THE REQUEST »
Restate each of the lines below word for word and drop every picture.

— start —

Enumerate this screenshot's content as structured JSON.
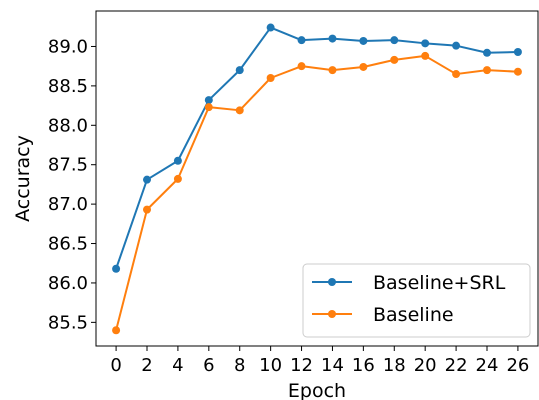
{
  "chart_data": {
    "type": "line",
    "title": "",
    "xlabel": "Epoch",
    "ylabel": "Accuracy",
    "x": [
      0,
      2,
      4,
      6,
      8,
      10,
      12,
      14,
      16,
      18,
      20,
      22,
      24,
      26
    ],
    "xticks": [
      "0",
      "2",
      "4",
      "6",
      "8",
      "10",
      "12",
      "14",
      "16",
      "18",
      "20",
      "22",
      "24",
      "26"
    ],
    "yticks": [
      "85.5",
      "86.0",
      "86.5",
      "87.0",
      "87.5",
      "88.0",
      "88.5",
      "89.0"
    ],
    "xlim": [
      -1.3,
      27.3
    ],
    "ylim": [
      85.2,
      89.45
    ],
    "grid": false,
    "legend_position": "lower-right",
    "series": [
      {
        "name": "Baseline+SRL",
        "color": "#1f77b4",
        "marker": "circle",
        "values": [
          86.18,
          87.31,
          87.55,
          88.32,
          88.7,
          89.24,
          89.08,
          89.1,
          89.07,
          89.08,
          89.04,
          89.01,
          88.92,
          88.93
        ]
      },
      {
        "name": "Baseline",
        "color": "#ff7f0e",
        "marker": "circle",
        "values": [
          85.4,
          86.93,
          87.32,
          88.23,
          88.19,
          88.6,
          88.75,
          88.7,
          88.74,
          88.83,
          88.88,
          88.65,
          88.7,
          88.68
        ]
      }
    ]
  }
}
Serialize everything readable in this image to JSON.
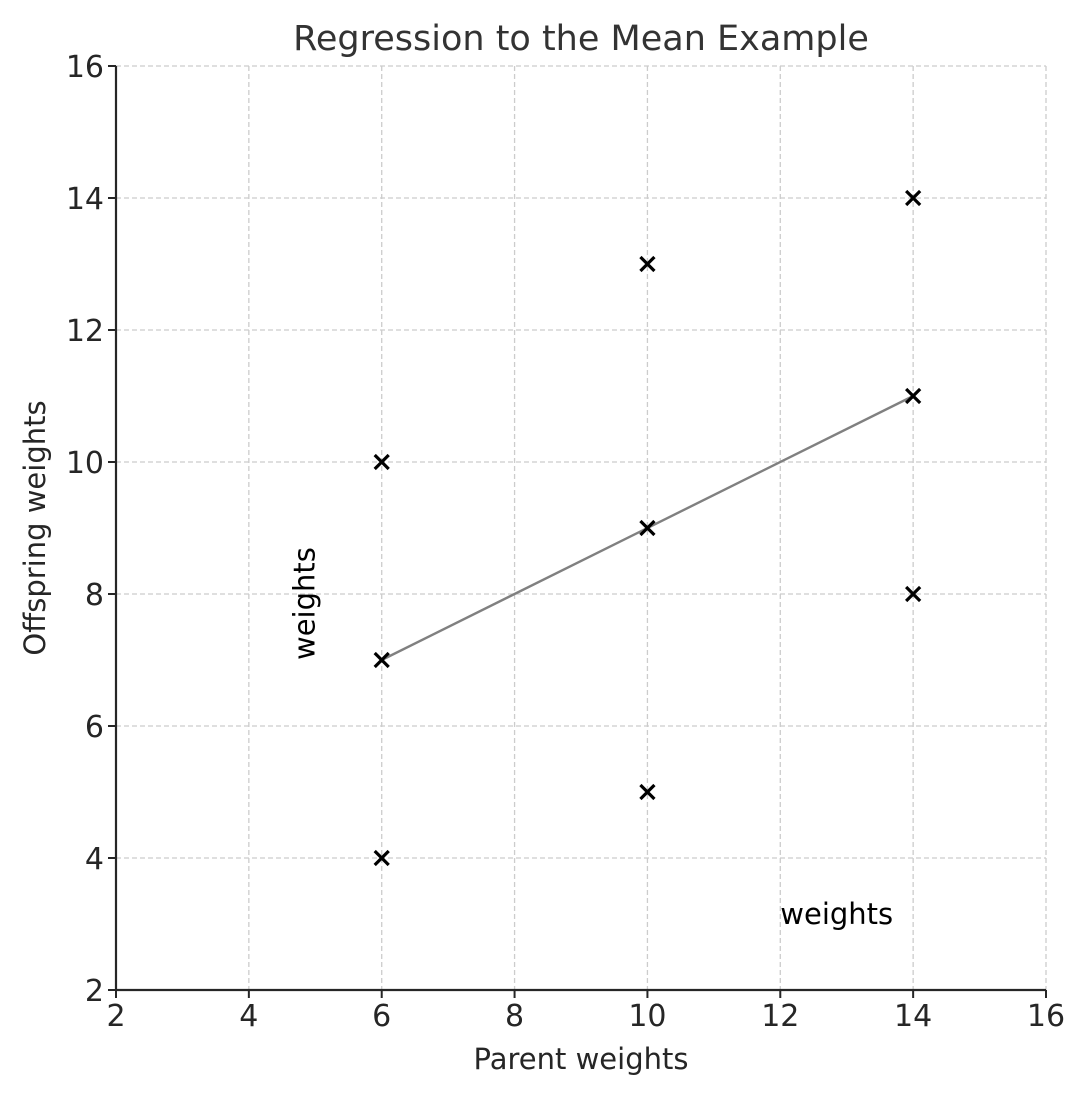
{
  "chart_data": {
    "type": "scatter",
    "title": "Regression to the Mean Example",
    "xlabel": "Parent weights",
    "ylabel": "Offspring weights",
    "xlim": [
      2,
      16
    ],
    "ylim": [
      2,
      16
    ],
    "xticks": [
      2,
      4,
      6,
      8,
      10,
      12,
      14,
      16
    ],
    "yticks": [
      2,
      4,
      6,
      8,
      10,
      12,
      14,
      16
    ],
    "grid": true,
    "marker": "x",
    "points": [
      {
        "x": 6,
        "y": 4
      },
      {
        "x": 6,
        "y": 7
      },
      {
        "x": 6,
        "y": 10
      },
      {
        "x": 10,
        "y": 5
      },
      {
        "x": 10,
        "y": 9
      },
      {
        "x": 10,
        "y": 13
      },
      {
        "x": 14,
        "y": 8
      },
      {
        "x": 14,
        "y": 11
      },
      {
        "x": 14,
        "y": 14
      }
    ],
    "regression_line": {
      "x": [
        6,
        14
      ],
      "y": [
        7,
        11
      ]
    },
    "annotations": [
      {
        "text": "weights",
        "x": 4.6,
        "y": 7,
        "rotation": -90
      },
      {
        "text": "weights",
        "x": 12,
        "y": 3
      }
    ],
    "colors": {
      "points": "#000000",
      "line": "#808080",
      "grid": "#cccccc",
      "axes": "#262626"
    }
  }
}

— end —

THE REPLY »
Enumerate this screenshot's content as structured JSON.
{
  "chart_data": {
    "type": "line",
    "title": "",
    "xlabel": "Epoch",
    "ylabel": "Accuracy",
    "x": [
      0,
      2,
      4,
      6,
      8,
      10,
      12,
      14,
      16,
      18,
      20,
      22,
      24,
      26
    ],
    "xticks": [
      "0",
      "2",
      "4",
      "6",
      "8",
      "10",
      "12",
      "14",
      "16",
      "18",
      "20",
      "22",
      "24",
      "26"
    ],
    "yticks": [
      "85.5",
      "86.0",
      "86.5",
      "87.0",
      "87.5",
      "88.0",
      "88.5",
      "89.0"
    ],
    "xlim": [
      -1.3,
      27.3
    ],
    "ylim": [
      85.2,
      89.45
    ],
    "grid": false,
    "legend_position": "lower-right",
    "series": [
      {
        "name": "Baseline+SRL",
        "color": "#1f77b4",
        "marker": "circle",
        "values": [
          86.18,
          87.31,
          87.55,
          88.32,
          88.7,
          89.24,
          89.08,
          89.1,
          89.07,
          89.08,
          89.04,
          89.01,
          88.92,
          88.93
        ]
      },
      {
        "name": "Baseline",
        "color": "#ff7f0e",
        "marker": "circle",
        "values": [
          85.4,
          86.93,
          87.32,
          88.23,
          88.19,
          88.6,
          88.75,
          88.7,
          88.74,
          88.83,
          88.88,
          88.65,
          88.7,
          88.68
        ]
      }
    ]
  }
}
Serialize everything readable in this image to JSON.
{
  "chart_data": {
    "type": "scatter",
    "title": "Regression to the Mean Example",
    "xlabel": "Parent weights",
    "ylabel": "Offspring weights",
    "xlim": [
      2,
      16
    ],
    "ylim": [
      2,
      16
    ],
    "xticks": [
      2,
      4,
      6,
      8,
      10,
      12,
      14,
      16
    ],
    "yticks": [
      2,
      4,
      6,
      8,
      10,
      12,
      14,
      16
    ],
    "grid": true,
    "marker": "x",
    "points": [
      {
        "x": 6,
        "y": 4
      },
      {
        "x": 6,
        "y": 7
      },
      {
        "x": 6,
        "y": 10
      },
      {
        "x": 10,
        "y": 5
      },
      {
        "x": 10,
        "y": 9
      },
      {
        "x": 10,
        "y": 13
      },
      {
        "x": 14,
        "y": 8
      },
      {
        "x": 14,
        "y": 11
      },
      {
        "x": 14,
        "y": 14
      }
    ],
    "regression_line": {
      "x": [
        6,
        14
      ],
      "y": [
        7,
        11
      ]
    },
    "annotations": [
      {
        "text": "weights",
        "x": 4.6,
        "y": 7,
        "rotation": -90
      },
      {
        "text": "weights",
        "x": 12,
        "y": 3
      }
    ],
    "colors": {
      "points": "#000000",
      "line": "#808080",
      "grid": "#cccccc",
      "axes": "#262626"
    }
  }
}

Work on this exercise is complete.